-- Start of RECORDS SHOWN --

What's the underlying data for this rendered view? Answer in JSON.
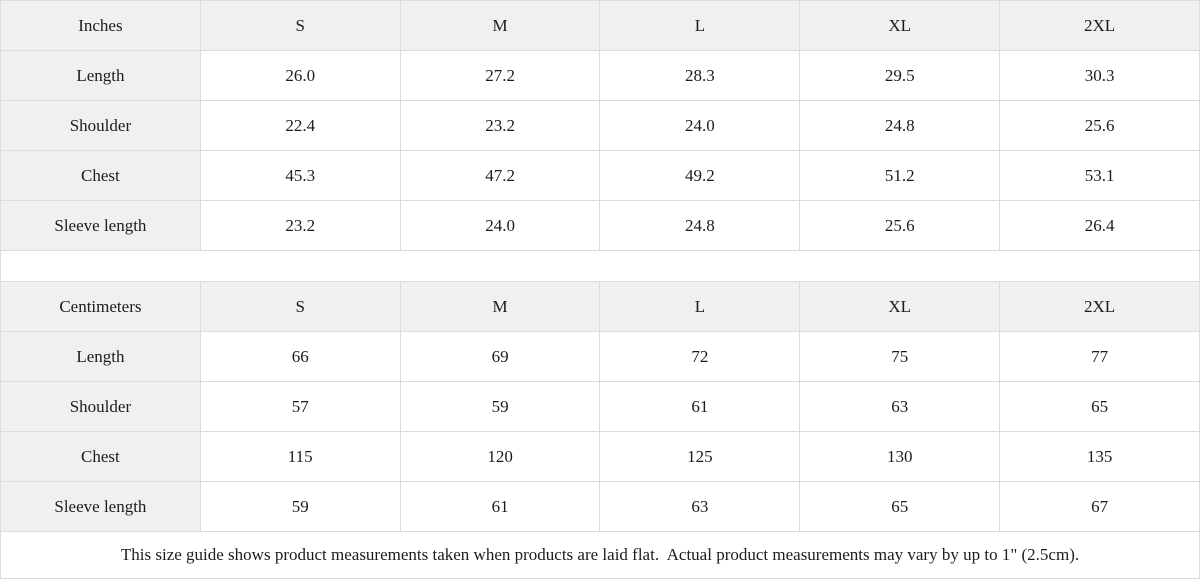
{
  "tables": [
    {
      "unit_label": "Inches",
      "sizes": [
        "S",
        "M",
        "L",
        "XL",
        "2XL"
      ],
      "rows": [
        {
          "label": "Length",
          "values": [
            "26.0",
            "27.2",
            "28.3",
            "29.5",
            "30.3"
          ]
        },
        {
          "label": "Shoulder",
          "values": [
            "22.4",
            "23.2",
            "24.0",
            "24.8",
            "25.6"
          ]
        },
        {
          "label": "Chest",
          "values": [
            "45.3",
            "47.2",
            "49.2",
            "51.2",
            "53.1"
          ]
        },
        {
          "label": "Sleeve length",
          "values": [
            "23.2",
            "24.0",
            "24.8",
            "25.6",
            "26.4"
          ]
        }
      ]
    },
    {
      "unit_label": "Centimeters",
      "sizes": [
        "S",
        "M",
        "L",
        "XL",
        "2XL"
      ],
      "rows": [
        {
          "label": "Length",
          "values": [
            "66",
            "69",
            "72",
            "75",
            "77"
          ]
        },
        {
          "label": "Shoulder",
          "values": [
            "57",
            "59",
            "61",
            "63",
            "65"
          ]
        },
        {
          "label": "Chest",
          "values": [
            "115",
            "120",
            "125",
            "130",
            "135"
          ]
        },
        {
          "label": "Sleeve length",
          "values": [
            "59",
            "61",
            "63",
            "65",
            "67"
          ]
        }
      ]
    }
  ],
  "footer": {
    "note": "This size guide shows product measurements taken when products are laid flat.  Actual product measurements may vary by up to 1\" (2.5cm)."
  },
  "colors": {
    "header_bg": "#f0f0f0",
    "cell_bg": "#ffffff",
    "border": "#dcdcdc",
    "text": "#1c1c1c"
  }
}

-- End of RECORDS SHOWN --

TASK TO CARRY OUT
Restate each entry word for word, leaving out any pictures.

RESPONSE TO THIS TASK
What's the underlying data for this rendered view? Answer in JSON.
{
  "tables": [
    {
      "unit_label": "Inches",
      "sizes": [
        "S",
        "M",
        "L",
        "XL",
        "2XL"
      ],
      "rows": [
        {
          "label": "Length",
          "values": [
            "26.0",
            "27.2",
            "28.3",
            "29.5",
            "30.3"
          ]
        },
        {
          "label": "Shoulder",
          "values": [
            "22.4",
            "23.2",
            "24.0",
            "24.8",
            "25.6"
          ]
        },
        {
          "label": "Chest",
          "values": [
            "45.3",
            "47.2",
            "49.2",
            "51.2",
            "53.1"
          ]
        },
        {
          "label": "Sleeve length",
          "values": [
            "23.2",
            "24.0",
            "24.8",
            "25.6",
            "26.4"
          ]
        }
      ]
    },
    {
      "unit_label": "Centimeters",
      "sizes": [
        "S",
        "M",
        "L",
        "XL",
        "2XL"
      ],
      "rows": [
        {
          "label": "Length",
          "values": [
            "66",
            "69",
            "72",
            "75",
            "77"
          ]
        },
        {
          "label": "Shoulder",
          "values": [
            "57",
            "59",
            "61",
            "63",
            "65"
          ]
        },
        {
          "label": "Chest",
          "values": [
            "115",
            "120",
            "125",
            "130",
            "135"
          ]
        },
        {
          "label": "Sleeve length",
          "values": [
            "59",
            "61",
            "63",
            "65",
            "67"
          ]
        }
      ]
    }
  ],
  "footer": {
    "note": "This size guide shows product measurements taken when products are laid flat.  Actual product measurements may vary by up to 1\" (2.5cm)."
  },
  "colors": {
    "header_bg": "#f0f0f0",
    "cell_bg": "#ffffff",
    "border": "#dcdcdc",
    "text": "#1c1c1c"
  }
}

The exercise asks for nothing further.